┌─ RECORDS FOR THIS EXERCISE

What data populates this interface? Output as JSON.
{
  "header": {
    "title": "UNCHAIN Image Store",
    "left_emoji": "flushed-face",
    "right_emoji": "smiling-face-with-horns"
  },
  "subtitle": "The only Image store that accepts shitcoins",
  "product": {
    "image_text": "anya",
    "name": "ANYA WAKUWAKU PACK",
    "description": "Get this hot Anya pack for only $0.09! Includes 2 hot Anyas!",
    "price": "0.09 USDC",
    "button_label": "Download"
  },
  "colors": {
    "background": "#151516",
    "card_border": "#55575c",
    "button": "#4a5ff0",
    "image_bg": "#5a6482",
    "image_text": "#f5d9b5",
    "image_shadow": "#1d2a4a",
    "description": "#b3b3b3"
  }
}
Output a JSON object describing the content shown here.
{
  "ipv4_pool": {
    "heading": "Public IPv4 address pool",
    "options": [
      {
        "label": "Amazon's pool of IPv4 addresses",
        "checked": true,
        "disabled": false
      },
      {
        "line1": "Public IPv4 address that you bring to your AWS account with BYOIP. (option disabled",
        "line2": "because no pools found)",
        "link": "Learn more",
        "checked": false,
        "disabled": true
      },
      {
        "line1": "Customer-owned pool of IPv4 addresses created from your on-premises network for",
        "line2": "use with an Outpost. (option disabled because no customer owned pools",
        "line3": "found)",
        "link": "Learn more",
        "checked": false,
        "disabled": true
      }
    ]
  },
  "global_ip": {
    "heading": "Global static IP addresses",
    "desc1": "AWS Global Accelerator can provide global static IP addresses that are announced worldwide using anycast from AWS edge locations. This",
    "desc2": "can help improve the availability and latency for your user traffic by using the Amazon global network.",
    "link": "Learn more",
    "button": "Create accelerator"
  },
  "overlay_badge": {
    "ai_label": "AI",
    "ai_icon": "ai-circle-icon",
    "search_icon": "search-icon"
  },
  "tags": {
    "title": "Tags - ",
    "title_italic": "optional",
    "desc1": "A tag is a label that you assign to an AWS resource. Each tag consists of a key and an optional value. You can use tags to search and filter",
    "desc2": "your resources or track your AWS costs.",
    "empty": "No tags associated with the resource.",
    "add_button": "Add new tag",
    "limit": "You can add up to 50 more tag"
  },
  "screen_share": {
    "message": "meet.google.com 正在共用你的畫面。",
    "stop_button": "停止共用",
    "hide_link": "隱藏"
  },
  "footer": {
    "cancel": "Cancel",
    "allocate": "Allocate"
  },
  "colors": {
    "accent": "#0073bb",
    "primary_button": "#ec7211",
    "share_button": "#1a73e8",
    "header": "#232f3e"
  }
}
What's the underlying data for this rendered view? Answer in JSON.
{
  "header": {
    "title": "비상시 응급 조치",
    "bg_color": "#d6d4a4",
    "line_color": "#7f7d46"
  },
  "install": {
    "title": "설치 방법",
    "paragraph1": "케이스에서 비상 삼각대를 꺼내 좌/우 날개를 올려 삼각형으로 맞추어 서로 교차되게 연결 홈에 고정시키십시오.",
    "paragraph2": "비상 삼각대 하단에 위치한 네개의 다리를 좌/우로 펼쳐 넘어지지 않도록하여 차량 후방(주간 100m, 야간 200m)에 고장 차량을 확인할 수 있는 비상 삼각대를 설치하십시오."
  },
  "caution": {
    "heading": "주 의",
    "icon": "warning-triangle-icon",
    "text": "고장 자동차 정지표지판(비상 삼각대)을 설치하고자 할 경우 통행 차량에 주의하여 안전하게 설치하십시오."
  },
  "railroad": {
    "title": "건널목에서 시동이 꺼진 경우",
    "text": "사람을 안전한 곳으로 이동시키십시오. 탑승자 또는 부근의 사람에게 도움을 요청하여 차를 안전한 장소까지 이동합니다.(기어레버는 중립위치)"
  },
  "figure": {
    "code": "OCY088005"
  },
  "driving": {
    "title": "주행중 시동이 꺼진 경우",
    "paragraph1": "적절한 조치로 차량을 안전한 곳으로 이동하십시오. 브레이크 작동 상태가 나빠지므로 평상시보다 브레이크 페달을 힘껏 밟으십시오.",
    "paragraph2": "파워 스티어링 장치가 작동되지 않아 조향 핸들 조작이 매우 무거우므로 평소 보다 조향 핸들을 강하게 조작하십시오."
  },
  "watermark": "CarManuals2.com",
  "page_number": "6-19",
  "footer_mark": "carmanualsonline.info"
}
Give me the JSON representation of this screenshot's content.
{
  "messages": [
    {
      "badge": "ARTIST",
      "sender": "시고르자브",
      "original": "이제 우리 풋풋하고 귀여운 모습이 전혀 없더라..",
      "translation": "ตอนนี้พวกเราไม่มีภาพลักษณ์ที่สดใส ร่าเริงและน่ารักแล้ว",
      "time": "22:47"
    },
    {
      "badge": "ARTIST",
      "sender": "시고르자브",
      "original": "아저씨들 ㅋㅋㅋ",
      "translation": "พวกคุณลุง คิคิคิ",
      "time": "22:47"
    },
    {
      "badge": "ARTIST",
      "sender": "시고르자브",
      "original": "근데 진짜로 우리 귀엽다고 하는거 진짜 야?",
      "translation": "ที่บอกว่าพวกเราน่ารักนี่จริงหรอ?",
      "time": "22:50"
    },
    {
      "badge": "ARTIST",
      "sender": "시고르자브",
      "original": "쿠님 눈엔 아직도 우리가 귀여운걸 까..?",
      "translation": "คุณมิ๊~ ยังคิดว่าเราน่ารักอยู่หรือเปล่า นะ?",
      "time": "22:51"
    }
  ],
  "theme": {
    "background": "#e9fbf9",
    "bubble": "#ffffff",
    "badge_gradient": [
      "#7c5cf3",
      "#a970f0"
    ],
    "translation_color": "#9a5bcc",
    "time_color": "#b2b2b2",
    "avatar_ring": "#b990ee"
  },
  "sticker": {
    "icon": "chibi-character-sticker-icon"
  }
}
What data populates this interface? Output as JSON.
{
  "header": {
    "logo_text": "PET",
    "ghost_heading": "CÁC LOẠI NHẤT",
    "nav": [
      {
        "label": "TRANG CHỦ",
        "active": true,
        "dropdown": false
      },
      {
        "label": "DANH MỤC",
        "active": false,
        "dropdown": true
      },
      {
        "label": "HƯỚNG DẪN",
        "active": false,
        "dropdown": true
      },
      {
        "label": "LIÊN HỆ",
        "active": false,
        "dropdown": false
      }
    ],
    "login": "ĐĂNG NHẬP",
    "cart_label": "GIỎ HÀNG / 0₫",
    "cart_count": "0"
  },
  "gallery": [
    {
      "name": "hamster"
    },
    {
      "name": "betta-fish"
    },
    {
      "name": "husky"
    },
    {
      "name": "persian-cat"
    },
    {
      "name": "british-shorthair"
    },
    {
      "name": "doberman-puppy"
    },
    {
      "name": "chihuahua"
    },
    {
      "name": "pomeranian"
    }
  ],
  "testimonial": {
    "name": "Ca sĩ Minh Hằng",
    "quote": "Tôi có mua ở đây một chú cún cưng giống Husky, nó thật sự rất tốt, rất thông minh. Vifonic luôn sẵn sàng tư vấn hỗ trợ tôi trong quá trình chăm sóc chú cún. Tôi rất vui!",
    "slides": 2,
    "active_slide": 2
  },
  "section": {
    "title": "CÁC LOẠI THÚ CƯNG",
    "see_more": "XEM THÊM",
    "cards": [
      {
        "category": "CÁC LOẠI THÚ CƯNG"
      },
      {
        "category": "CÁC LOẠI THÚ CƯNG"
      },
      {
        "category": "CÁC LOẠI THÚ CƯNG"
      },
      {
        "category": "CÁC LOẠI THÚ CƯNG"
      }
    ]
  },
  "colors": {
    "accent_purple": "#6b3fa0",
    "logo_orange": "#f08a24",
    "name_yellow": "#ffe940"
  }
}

└─

All of the data needs to be printed once more, exactly.

What data populates this interface? Output as JSON.
{
  "header": {
    "title": "UNCHAIN Image Store",
    "left_emoji": "flushed-face",
    "right_emoji": "smiling-face-with-horns"
  },
  "subtitle": "The only Image store that accepts shitcoins",
  "product": {
    "image_text": "anya",
    "name": "ANYA WAKUWAKU PACK",
    "description": "Get this hot Anya pack for only $0.09! Includes 2 hot Anyas!",
    "price": "0.09 USDC",
    "button_label": "Download"
  },
  "colors": {
    "background": "#151516",
    "card_border": "#55575c",
    "button": "#4a5ff0",
    "image_bg": "#5a6482",
    "image_text": "#f5d9b5",
    "image_shadow": "#1d2a4a",
    "description": "#b3b3b3"
  }
}
Output a JSON object describing the content shown here.
{
  "ipv4_pool": {
    "heading": "Public IPv4 address pool",
    "options": [
      {
        "label": "Amazon's pool of IPv4 addresses",
        "checked": true,
        "disabled": false
      },
      {
        "line1": "Public IPv4 address that you bring to your AWS account with BYOIP. (option disabled",
        "line2": "because no pools found)",
        "link": "Learn more",
        "checked": false,
        "disabled": true
      },
      {
        "line1": "Customer-owned pool of IPv4 addresses created from your on-premises network for",
        "line2": "use with an Outpost. (option disabled because no customer owned pools",
        "line3": "found)",
        "link": "Learn more",
        "checked": false,
        "disabled": true
      }
    ]
  },
  "global_ip": {
    "heading": "Global static IP addresses",
    "desc1": "AWS Global Accelerator can provide global static IP addresses that are announced worldwide using anycast from AWS edge locations. This",
    "desc2": "can help improve the availability and latency for your user traffic by using the Amazon global network.",
    "link": "Learn more",
    "button": "Create accelerator"
  },
  "overlay_badge": {
    "ai_label": "AI",
    "ai_icon": "ai-circle-icon",
    "search_icon": "search-icon"
  },
  "tags": {
    "title": "Tags - ",
    "title_italic": "optional",
    "desc1": "A tag is a label that you assign to an AWS resource. Each tag consists of a key and an optional value. You can use tags to search and filter",
    "desc2": "your resources or track your AWS costs.",
    "empty": "No tags associated with the resource.",
    "add_button": "Add new tag",
    "limit": "You can add up to 50 more tag"
  },
  "screen_share": {
    "message": "meet.google.com 正在共用你的畫面。",
    "stop_button": "停止共用",
    "hide_link": "隱藏"
  },
  "footer": {
    "cancel": "Cancel",
    "allocate": "Allocate"
  },
  "colors": {
    "accent": "#0073bb",
    "primary_button": "#ec7211",
    "share_button": "#1a73e8",
    "header": "#232f3e"
  }
}
What's the underlying data for this rendered view? Answer in JSON.
{
  "header": {
    "title": "비상시 응급 조치",
    "bg_color": "#d6d4a4",
    "line_color": "#7f7d46"
  },
  "install": {
    "title": "설치 방법",
    "paragraph1": "케이스에서 비상 삼각대를 꺼내 좌/우 날개를 올려 삼각형으로 맞추어 서로 교차되게 연결 홈에 고정시키십시오.",
    "paragraph2": "비상 삼각대 하단에 위치한 네개의 다리를 좌/우로 펼쳐 넘어지지 않도록하여 차량 후방(주간 100m, 야간 200m)에 고장 차량을 확인할 수 있는 비상 삼각대를 설치하십시오."
  },
  "caution": {
    "heading": "주 의",
    "icon": "warning-triangle-icon",
    "text": "고장 자동차 정지표지판(비상 삼각대)을 설치하고자 할 경우 통행 차량에 주의하여 안전하게 설치하십시오."
  },
  "railroad": {
    "title": "건널목에서 시동이 꺼진 경우",
    "text": "사람을 안전한 곳으로 이동시키십시오. 탑승자 또는 부근의 사람에게 도움을 요청하여 차를 안전한 장소까지 이동합니다.(기어레버는 중립위치)"
  },
  "figure": {
    "code": "OCY088005"
  },
  "driving": {
    "title": "주행중 시동이 꺼진 경우",
    "paragraph1": "적절한 조치로 차량을 안전한 곳으로 이동하십시오. 브레이크 작동 상태가 나빠지므로 평상시보다 브레이크 페달을 힘껏 밟으십시오.",
    "paragraph2": "파워 스티어링 장치가 작동되지 않아 조향 핸들 조작이 매우 무거우므로 평소 보다 조향 핸들을 강하게 조작하십시오."
  },
  "watermark": "CarManuals2.com",
  "page_number": "6-19",
  "footer_mark": "carmanualsonline.info"
}
Give me the JSON representation of this screenshot's content.
{
  "messages": [
    {
      "badge": "ARTIST",
      "sender": "시고르자브",
      "original": "이제 우리 풋풋하고 귀여운 모습이 전혀 없더라..",
      "translation": "ตอนนี้พวกเราไม่มีภาพลักษณ์ที่สดใส ร่าเริงและน่ารักแล้ว",
      "time": "22:47"
    },
    {
      "badge": "ARTIST",
      "sender": "시고르자브",
      "original": "아저씨들 ㅋㅋㅋ",
      "translation": "พวกคุณลุง คิคิคิ",
      "time": "22:47"
    },
    {
      "badge": "ARTIST",
      "sender": "시고르자브",
      "original": "근데 진짜로 우리 귀엽다고 하는거 진짜 야?",
      "translation": "ที่บอกว่าพวกเราน่ารักนี่จริงหรอ?",
      "time": "22:50"
    },
    {
      "badge": "ARTIST",
      "sender": "시고르자브",
      "original": "쿠님 눈엔 아직도 우리가 귀여운걸 까..?",
      "translation": "คุณมิ๊~ ยังคิดว่าเราน่ารักอยู่หรือเปล่า นะ?",
      "time": "22:51"
    }
  ],
  "theme": {
    "background": "#e9fbf9",
    "bubble": "#ffffff",
    "badge_gradient": [
      "#7c5cf3",
      "#a970f0"
    ],
    "translation_color": "#9a5bcc",
    "time_color": "#b2b2b2",
    "avatar_ring": "#b990ee"
  },
  "sticker": {
    "icon": "chibi-character-sticker-icon"
  }
}
What data populates this interface? Output as JSON.
{
  "header": {
    "logo_text": "PET",
    "ghost_heading": "CÁC LOẠI NHẤT",
    "nav": [
      {
        "label": "TRANG CHỦ",
        "active": true,
        "dropdown": false
      },
      {
        "label": "DANH MỤC",
        "active": false,
        "dropdown": true
      },
      {
        "label": "HƯỚNG DẪN",
        "active": false,
        "dropdown": true
      },
      {
        "label": "LIÊN HỆ",
        "active": false,
        "dropdown": false
      }
    ],
    "login": "ĐĂNG NHẬP",
    "cart_label": "GIỎ HÀNG / 0₫",
    "cart_count": "0"
  },
  "gallery": [
    {
      "name": "hamster"
    },
    {
      "name": "betta-fish"
    },
    {
      "name": "husky"
    },
    {
      "name": "persian-cat"
    },
    {
      "name": "british-shorthair"
    },
    {
      "name": "doberman-puppy"
    },
    {
      "name": "chihuahua"
    },
    {
      "name": "pomeranian"
    }
  ],
  "testimonial": {
    "name": "Ca sĩ Minh Hằng",
    "quote": "Tôi có mua ở đây một chú cún cưng giống Husky, nó thật sự rất tốt, rất thông minh. Vifonic luôn sẵn sàng tư vấn hỗ trợ tôi trong quá trình chăm sóc chú cún. Tôi rất vui!",
    "slides": 2,
    "active_slide": 2
  },
  "section": {
    "title": "CÁC LOẠI THÚ CƯNG",
    "see_more": "XEM THÊM",
    "cards": [
      {
        "category": "CÁC LOẠI THÚ CƯNG"
      },
      {
        "category": "CÁC LOẠI THÚ CƯNG"
      },
      {
        "category": "CÁC LOẠI THÚ CƯNG"
      },
      {
        "category": "CÁC LOẠI THÚ CƯNG"
      }
    ]
  },
  "colors": {
    "accent_purple": "#6b3fa0",
    "logo_orange": "#f08a24",
    "name_yellow": "#ffe940"
  }
}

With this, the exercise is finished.